**WHAT THE EXERCISE ASKS:** Search the records that follow and extract every line containing the string "this".

**DATA EXCERPTS:**
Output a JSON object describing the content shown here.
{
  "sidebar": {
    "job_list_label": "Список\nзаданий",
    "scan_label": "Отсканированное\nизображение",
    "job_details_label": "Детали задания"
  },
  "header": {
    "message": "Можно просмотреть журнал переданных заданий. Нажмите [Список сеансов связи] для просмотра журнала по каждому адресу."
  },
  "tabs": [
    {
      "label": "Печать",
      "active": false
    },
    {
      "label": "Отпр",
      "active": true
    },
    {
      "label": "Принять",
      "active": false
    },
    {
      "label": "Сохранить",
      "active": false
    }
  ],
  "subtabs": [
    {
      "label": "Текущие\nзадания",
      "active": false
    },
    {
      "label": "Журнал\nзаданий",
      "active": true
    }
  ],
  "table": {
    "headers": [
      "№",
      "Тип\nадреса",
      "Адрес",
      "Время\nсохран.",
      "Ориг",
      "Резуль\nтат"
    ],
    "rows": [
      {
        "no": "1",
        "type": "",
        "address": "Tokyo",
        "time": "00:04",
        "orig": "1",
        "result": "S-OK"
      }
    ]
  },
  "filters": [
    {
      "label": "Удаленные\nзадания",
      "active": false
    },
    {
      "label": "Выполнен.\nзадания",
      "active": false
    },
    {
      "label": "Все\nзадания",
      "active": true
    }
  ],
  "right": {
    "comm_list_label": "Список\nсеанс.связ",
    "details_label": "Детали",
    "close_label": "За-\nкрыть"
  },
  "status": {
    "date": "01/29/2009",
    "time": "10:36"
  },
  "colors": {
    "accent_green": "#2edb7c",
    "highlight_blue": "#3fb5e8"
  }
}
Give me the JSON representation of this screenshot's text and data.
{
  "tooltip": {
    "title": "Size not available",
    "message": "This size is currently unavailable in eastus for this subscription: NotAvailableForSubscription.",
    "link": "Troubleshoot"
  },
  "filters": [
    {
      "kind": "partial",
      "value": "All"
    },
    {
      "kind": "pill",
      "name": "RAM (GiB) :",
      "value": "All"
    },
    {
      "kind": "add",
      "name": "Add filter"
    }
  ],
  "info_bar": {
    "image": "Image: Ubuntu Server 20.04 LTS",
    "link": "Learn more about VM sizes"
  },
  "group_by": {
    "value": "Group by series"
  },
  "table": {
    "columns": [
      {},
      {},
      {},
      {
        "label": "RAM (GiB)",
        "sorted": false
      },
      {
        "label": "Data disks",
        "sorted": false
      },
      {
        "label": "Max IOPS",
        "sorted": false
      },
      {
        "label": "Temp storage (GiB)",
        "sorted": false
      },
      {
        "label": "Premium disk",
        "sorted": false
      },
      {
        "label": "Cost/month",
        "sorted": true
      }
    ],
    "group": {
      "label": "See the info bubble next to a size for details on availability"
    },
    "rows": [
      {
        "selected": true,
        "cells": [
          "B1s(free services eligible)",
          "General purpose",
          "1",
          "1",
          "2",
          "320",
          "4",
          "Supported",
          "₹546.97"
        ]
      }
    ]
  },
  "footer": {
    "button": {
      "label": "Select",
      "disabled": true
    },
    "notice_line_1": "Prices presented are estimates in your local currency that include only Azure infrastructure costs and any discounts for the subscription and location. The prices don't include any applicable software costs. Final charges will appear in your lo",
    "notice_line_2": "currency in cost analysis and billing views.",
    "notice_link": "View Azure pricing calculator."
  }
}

**WORKED SOLUTION:**
Give me the JSON representation of this screenshot's text and data.
    "message": "This size is currently unavailable in eastus for this subscription: NotAvailableForSubscription.",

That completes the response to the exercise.